**** Input ****
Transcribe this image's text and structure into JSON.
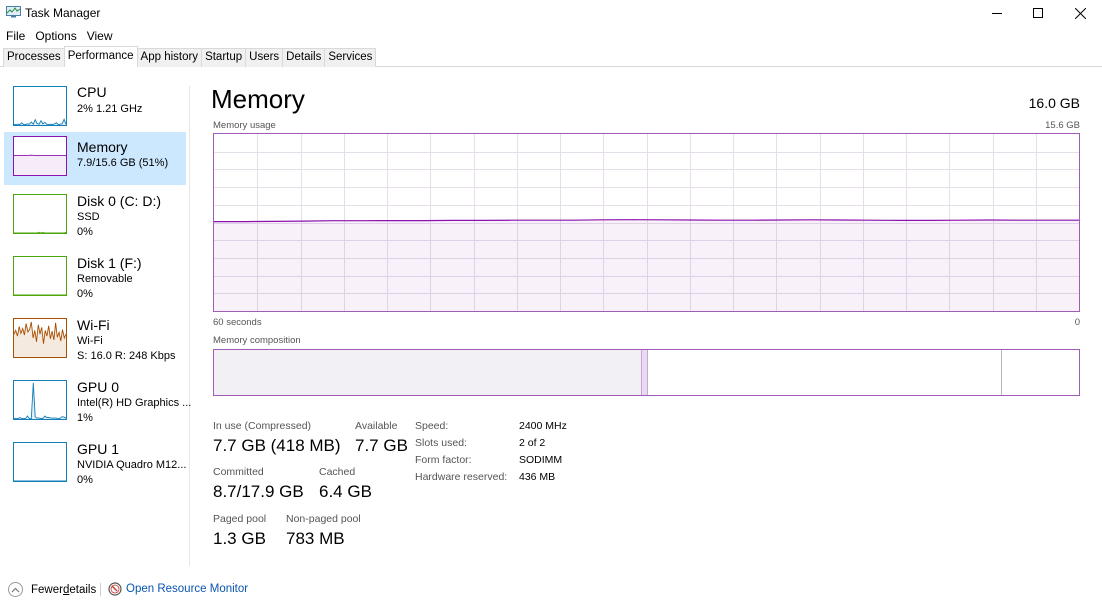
{
  "window": {
    "title": "Task Manager",
    "icon": "task-manager-icon",
    "controls": [
      "minimize-icon",
      "maximize-icon",
      "close-icon"
    ]
  },
  "menu": [
    "File",
    "Options",
    "View"
  ],
  "tabs": [
    {
      "label": "Processes",
      "active": false
    },
    {
      "label": "Performance",
      "active": true
    },
    {
      "label": "App history",
      "active": false
    },
    {
      "label": "Startup",
      "active": false
    },
    {
      "label": "Users",
      "active": false
    },
    {
      "label": "Details",
      "active": false
    },
    {
      "label": "Services",
      "active": false
    }
  ],
  "sidebar": {
    "items": [
      {
        "name": "CPU",
        "line1": "2% 1.21 GHz",
        "line2": "",
        "color": "#117dbb",
        "active": false
      },
      {
        "name": "Memory",
        "line1": "7.9/15.6 GB (51%)",
        "line2": "",
        "color": "#8b12ae",
        "active": true
      },
      {
        "name": "Disk 0 (C: D:)",
        "line1": "SSD",
        "line2": "0%",
        "color": "#4da60c",
        "active": false
      },
      {
        "name": "Disk 1 (F:)",
        "line1": "Removable",
        "line2": "0%",
        "color": "#4da60c",
        "active": false
      },
      {
        "name": "Wi-Fi",
        "line1": "Wi-Fi",
        "line2": "S: 16.0 R: 248 Kbps",
        "color": "#a74f01",
        "active": false
      },
      {
        "name": "GPU 0",
        "line1": "Intel(R) HD Graphics ...",
        "line2": "1%",
        "color": "#117dbb",
        "active": false
      },
      {
        "name": "GPU 1",
        "line1": "NVIDIA Quadro M12...",
        "line2": "0%",
        "color": "#117dbb",
        "active": false
      }
    ],
    "sparklines": {
      "cpu": [
        2,
        1,
        2,
        1,
        6,
        1,
        1,
        3,
        2,
        8,
        2,
        14,
        4,
        2,
        11,
        3,
        7,
        2,
        1,
        2,
        1,
        3,
        6,
        1,
        2,
        3,
        15,
        2
      ],
      "memory": [
        51,
        51,
        51,
        52,
        51,
        51,
        51,
        51,
        51,
        51
      ],
      "disk0": [
        0,
        0,
        0,
        0,
        0,
        0,
        0,
        0,
        0,
        0,
        0,
        0,
        0,
        2,
        0,
        2,
        0,
        0,
        0,
        0,
        0,
        0,
        0,
        0,
        0,
        0,
        0,
        2
      ],
      "disk1": [
        0,
        0,
        0,
        0,
        0,
        0,
        0,
        0,
        0,
        0
      ],
      "wifi": [
        60,
        70,
        55,
        80,
        62,
        75,
        58,
        88,
        66,
        72,
        92,
        50,
        70,
        40,
        85,
        60,
        78,
        35,
        70,
        55,
        82,
        48,
        68,
        45,
        90,
        52,
        65,
        42,
        72,
        50,
        60
      ],
      "gpu0": [
        2,
        1,
        1,
        4,
        1,
        1,
        1,
        8,
        1,
        1,
        95,
        6,
        2,
        3,
        1,
        1,
        8,
        4,
        4,
        3,
        2,
        3,
        2,
        1,
        2,
        6,
        5,
        2
      ],
      "gpu1": [
        0,
        0,
        0,
        0,
        0,
        0,
        0,
        0,
        0,
        0
      ]
    }
  },
  "main": {
    "heading": "Memory",
    "total": "16.0 GB",
    "usage_label": "Memory usage",
    "usage_max": "15.6 GB",
    "time_left": "60 seconds",
    "time_right": "0",
    "composition_label": "Memory composition",
    "accent": "#8b12ae",
    "usage_series_percent": [
      50.5,
      50.5,
      50.6,
      50.8,
      51.0,
      51.0,
      51.1,
      51.1,
      51.2,
      51.2,
      51.3,
      51.3,
      51.3,
      51.5,
      51.6,
      51.5,
      51.4,
      51.3,
      51.3,
      51.4,
      51.5,
      51.4,
      51.3,
      51.2,
      51.2,
      51.3,
      51.4,
      51.3,
      51.3,
      51.3
    ],
    "composition": {
      "in_use_fraction": 0.494,
      "modified_fraction": 0.008,
      "standby_fraction": 0.409,
      "free_fraction": 0.089
    },
    "stats": {
      "in_use_label": "In use (Compressed)",
      "in_use_value": "7.7 GB (418 MB)",
      "available_label": "Available",
      "available_value": "7.7 GB",
      "committed_label": "Committed",
      "committed_value": "8.7/17.9 GB",
      "cached_label": "Cached",
      "cached_value": "6.4 GB",
      "paged_label": "Paged pool",
      "paged_value": "1.3 GB",
      "nonpaged_label": "Non-paged pool",
      "nonpaged_value": "783 MB"
    },
    "properties": [
      {
        "key": "Speed:",
        "value": "2400 MHz"
      },
      {
        "key": "Slots used:",
        "value": "2 of 2"
      },
      {
        "key": "Form factor:",
        "value": "SODIMM"
      },
      {
        "key": "Hardware reserved:",
        "value": "436 MB"
      }
    ]
  },
  "footer": {
    "fewer_details_pre": "Fewer ",
    "fewer_details_underlined": "d",
    "fewer_details_post": "etails",
    "open_resource_monitor": "Open Resource Monitor"
  }
}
****
Aim:
Give the number of lines in the material above that have the word "pool" in them, and nothing more.

Reply to the exercise:
2